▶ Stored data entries
========================================
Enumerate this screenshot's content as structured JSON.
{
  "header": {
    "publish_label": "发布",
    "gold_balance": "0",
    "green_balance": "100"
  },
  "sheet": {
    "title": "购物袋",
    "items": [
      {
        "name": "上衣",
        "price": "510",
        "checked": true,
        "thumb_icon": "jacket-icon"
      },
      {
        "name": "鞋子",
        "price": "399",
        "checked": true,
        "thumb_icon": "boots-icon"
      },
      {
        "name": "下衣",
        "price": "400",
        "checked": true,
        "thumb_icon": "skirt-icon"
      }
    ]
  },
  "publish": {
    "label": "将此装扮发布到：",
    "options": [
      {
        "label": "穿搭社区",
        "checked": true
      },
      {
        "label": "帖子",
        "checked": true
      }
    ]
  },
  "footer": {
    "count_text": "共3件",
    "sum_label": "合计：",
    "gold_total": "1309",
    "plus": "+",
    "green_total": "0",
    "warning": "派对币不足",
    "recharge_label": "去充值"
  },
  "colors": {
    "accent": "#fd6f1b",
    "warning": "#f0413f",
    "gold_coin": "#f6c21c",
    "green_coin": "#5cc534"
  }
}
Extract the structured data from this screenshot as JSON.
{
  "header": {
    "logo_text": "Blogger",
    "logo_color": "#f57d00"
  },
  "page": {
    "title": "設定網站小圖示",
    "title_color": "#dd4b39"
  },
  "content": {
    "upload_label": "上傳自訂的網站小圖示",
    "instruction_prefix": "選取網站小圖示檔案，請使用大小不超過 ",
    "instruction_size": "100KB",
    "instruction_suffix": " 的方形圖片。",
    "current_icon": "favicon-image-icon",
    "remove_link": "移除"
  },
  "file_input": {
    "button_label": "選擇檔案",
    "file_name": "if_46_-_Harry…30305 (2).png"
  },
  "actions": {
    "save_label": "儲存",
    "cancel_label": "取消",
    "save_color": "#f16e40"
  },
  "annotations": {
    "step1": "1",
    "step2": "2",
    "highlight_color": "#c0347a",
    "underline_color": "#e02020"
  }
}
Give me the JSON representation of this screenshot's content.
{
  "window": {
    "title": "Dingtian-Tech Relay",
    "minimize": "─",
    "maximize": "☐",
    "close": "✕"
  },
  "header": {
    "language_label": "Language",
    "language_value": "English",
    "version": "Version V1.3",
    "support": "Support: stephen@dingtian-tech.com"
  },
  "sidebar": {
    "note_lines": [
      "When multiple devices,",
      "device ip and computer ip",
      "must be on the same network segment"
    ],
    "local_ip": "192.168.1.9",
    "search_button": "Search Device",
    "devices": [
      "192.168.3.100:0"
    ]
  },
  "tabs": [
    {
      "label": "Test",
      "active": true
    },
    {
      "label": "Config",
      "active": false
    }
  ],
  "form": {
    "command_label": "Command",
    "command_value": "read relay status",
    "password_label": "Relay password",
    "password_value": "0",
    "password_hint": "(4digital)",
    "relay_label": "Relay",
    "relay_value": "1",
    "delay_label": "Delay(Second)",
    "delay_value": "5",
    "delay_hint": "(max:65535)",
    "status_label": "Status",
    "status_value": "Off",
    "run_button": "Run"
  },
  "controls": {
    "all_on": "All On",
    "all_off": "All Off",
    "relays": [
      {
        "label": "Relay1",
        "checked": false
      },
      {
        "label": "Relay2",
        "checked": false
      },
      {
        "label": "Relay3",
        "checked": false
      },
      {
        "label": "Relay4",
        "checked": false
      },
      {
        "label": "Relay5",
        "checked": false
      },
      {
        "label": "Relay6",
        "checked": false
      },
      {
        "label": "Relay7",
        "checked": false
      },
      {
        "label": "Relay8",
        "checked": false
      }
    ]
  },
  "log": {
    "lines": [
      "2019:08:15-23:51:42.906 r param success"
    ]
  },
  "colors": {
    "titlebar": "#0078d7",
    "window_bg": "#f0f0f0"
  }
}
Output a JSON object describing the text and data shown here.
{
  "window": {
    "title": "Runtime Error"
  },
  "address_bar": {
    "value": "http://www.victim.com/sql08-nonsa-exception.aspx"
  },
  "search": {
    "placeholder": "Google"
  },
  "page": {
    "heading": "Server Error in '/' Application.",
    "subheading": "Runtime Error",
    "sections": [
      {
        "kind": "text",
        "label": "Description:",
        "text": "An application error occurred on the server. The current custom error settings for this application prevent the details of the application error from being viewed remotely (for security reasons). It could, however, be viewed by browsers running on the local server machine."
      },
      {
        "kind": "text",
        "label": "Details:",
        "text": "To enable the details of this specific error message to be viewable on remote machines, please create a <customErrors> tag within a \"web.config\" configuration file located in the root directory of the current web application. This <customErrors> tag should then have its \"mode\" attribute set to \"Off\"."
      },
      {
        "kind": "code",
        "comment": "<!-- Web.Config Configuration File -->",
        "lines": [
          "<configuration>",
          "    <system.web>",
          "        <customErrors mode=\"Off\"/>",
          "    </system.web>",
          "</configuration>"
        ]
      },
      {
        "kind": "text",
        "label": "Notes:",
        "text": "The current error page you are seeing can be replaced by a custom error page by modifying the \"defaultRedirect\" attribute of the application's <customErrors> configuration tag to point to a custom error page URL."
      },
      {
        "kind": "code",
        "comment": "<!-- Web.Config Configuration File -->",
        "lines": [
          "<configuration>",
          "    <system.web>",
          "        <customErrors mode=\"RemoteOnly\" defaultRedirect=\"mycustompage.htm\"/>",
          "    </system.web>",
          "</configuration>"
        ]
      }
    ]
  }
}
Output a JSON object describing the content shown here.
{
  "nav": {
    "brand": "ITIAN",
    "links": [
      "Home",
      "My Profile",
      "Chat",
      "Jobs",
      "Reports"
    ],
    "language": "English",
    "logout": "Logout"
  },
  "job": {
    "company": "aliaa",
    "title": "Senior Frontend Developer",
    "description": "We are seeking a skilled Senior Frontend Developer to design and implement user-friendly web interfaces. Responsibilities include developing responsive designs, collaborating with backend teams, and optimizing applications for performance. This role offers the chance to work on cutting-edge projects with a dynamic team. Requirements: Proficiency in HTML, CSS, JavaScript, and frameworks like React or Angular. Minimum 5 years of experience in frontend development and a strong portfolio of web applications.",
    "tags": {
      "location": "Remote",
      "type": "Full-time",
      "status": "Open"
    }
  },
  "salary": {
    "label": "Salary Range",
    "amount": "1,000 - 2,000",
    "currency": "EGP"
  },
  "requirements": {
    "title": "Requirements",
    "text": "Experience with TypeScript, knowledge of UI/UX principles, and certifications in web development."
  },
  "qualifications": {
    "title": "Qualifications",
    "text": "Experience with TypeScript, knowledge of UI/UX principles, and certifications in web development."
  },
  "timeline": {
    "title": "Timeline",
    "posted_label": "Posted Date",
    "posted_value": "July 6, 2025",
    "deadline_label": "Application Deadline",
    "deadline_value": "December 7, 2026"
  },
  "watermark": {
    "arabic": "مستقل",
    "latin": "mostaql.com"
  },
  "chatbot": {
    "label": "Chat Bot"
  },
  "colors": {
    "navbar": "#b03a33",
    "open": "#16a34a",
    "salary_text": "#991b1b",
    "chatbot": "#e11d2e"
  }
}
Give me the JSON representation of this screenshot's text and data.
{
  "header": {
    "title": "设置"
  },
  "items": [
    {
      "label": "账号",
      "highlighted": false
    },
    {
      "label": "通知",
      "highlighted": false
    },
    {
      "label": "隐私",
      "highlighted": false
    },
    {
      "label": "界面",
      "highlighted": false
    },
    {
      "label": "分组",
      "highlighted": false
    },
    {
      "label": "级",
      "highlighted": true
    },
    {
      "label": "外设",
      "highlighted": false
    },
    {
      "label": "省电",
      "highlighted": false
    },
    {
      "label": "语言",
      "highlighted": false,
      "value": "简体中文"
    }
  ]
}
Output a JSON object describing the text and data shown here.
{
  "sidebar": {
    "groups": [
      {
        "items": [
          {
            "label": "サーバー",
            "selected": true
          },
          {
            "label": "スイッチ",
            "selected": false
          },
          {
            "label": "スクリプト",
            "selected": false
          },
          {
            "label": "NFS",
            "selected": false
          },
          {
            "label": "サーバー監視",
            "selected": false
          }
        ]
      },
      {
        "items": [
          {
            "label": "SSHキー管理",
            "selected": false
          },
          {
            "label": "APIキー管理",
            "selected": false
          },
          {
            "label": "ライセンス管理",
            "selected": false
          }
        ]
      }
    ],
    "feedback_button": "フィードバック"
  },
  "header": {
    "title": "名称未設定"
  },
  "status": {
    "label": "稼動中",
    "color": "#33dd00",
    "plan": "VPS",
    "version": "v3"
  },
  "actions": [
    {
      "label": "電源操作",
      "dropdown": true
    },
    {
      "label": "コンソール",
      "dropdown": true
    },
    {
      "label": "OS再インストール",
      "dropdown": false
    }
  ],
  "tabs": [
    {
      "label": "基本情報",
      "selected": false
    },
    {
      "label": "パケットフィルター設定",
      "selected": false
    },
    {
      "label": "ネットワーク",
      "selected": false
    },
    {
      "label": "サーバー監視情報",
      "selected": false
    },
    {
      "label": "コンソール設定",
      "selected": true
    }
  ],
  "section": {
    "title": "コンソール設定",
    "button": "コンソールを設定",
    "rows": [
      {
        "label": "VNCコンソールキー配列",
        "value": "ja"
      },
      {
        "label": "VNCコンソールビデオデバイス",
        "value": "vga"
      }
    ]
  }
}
========================================
▶ THE REQUEST
Which lines above hold the word "Give"? Copy each of them.

▶ FULL RESPONSE
Give me the JSON representation of this screenshot's content.
Give me the JSON representation of this screenshot's text and data.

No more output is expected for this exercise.